> **Excerpts from a figure dataset**

---*---

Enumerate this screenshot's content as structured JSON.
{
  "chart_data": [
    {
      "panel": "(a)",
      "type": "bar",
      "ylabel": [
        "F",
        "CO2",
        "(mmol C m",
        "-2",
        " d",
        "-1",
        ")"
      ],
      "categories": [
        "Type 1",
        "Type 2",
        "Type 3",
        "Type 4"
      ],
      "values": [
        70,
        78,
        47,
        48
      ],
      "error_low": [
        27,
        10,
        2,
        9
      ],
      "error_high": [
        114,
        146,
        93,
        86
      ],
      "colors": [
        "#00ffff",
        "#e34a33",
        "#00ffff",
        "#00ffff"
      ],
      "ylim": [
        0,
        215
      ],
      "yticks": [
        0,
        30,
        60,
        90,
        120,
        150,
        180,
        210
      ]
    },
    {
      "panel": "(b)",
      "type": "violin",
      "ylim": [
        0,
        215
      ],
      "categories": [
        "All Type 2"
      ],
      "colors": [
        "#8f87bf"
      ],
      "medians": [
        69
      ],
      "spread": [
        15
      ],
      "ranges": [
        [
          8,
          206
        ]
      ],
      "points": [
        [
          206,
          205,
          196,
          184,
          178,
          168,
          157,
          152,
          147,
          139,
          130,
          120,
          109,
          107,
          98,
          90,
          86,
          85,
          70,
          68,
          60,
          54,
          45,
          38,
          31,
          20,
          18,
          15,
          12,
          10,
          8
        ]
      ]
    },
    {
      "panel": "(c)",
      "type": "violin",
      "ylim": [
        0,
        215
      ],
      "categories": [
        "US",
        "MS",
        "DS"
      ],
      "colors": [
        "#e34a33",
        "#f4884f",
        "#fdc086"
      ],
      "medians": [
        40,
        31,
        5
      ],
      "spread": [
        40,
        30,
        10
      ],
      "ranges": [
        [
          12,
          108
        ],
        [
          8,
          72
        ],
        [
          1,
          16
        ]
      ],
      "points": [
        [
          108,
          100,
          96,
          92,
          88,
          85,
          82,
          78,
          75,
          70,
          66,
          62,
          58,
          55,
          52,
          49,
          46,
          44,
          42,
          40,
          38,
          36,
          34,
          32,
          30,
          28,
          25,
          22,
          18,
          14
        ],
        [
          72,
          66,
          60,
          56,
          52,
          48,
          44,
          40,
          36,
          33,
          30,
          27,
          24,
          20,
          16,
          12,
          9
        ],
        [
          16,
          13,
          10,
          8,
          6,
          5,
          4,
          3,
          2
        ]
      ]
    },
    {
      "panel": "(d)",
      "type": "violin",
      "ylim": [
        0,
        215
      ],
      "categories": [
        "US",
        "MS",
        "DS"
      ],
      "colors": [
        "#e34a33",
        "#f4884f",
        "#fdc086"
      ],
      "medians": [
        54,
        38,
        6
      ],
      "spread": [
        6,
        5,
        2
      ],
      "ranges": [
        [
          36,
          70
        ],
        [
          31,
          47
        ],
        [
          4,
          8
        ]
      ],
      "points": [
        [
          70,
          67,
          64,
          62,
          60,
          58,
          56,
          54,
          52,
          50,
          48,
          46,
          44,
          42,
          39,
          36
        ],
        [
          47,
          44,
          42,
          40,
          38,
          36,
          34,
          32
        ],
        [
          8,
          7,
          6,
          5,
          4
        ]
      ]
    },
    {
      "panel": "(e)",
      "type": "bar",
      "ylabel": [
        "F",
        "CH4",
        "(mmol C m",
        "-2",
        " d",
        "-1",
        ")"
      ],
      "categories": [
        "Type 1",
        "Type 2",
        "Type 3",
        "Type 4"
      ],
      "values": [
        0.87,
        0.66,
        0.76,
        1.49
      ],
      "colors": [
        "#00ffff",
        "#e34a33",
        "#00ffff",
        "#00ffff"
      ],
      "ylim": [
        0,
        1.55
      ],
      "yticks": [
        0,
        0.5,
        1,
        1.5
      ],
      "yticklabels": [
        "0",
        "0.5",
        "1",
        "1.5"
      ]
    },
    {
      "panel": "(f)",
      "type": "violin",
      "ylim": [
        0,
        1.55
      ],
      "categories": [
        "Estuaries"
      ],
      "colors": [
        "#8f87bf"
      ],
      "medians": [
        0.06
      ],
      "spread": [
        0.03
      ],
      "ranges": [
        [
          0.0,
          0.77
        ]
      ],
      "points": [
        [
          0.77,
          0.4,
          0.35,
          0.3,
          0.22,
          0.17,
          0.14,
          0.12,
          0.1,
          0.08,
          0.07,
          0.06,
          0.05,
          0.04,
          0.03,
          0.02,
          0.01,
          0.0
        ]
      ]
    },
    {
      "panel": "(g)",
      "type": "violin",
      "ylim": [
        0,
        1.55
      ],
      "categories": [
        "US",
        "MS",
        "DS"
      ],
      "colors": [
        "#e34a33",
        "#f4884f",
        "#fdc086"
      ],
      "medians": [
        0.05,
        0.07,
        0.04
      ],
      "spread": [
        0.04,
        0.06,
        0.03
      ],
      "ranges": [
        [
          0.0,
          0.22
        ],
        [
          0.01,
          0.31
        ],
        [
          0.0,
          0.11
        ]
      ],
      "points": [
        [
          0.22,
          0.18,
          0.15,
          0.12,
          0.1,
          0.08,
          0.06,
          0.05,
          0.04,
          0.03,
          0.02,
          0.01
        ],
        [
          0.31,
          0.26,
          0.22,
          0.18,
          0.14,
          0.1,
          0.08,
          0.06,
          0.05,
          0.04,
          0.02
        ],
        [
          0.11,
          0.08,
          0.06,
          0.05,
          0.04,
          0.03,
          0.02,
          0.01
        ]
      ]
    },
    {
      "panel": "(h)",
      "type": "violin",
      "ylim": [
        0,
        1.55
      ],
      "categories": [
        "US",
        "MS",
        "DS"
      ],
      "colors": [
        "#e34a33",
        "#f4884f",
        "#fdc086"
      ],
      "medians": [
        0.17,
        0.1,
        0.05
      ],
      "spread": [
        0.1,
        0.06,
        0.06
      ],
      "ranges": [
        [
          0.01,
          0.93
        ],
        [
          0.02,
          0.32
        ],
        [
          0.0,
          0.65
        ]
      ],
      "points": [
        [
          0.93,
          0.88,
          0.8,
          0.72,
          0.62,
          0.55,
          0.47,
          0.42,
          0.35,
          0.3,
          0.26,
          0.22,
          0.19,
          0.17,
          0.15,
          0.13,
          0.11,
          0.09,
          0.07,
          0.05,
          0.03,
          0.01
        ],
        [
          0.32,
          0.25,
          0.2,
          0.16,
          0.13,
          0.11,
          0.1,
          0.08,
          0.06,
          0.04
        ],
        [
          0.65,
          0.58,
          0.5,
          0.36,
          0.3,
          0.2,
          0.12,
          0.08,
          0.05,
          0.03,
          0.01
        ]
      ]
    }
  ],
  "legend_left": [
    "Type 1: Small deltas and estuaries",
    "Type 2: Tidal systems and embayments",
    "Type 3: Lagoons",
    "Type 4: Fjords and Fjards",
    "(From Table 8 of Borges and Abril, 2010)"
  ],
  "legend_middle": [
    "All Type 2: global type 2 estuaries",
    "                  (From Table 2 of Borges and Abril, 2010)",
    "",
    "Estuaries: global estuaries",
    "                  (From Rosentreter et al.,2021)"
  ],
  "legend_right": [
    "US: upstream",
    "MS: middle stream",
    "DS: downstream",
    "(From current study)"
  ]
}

---*---

Tally the lines that hold the string "Borges" and state the total, nothing more.

2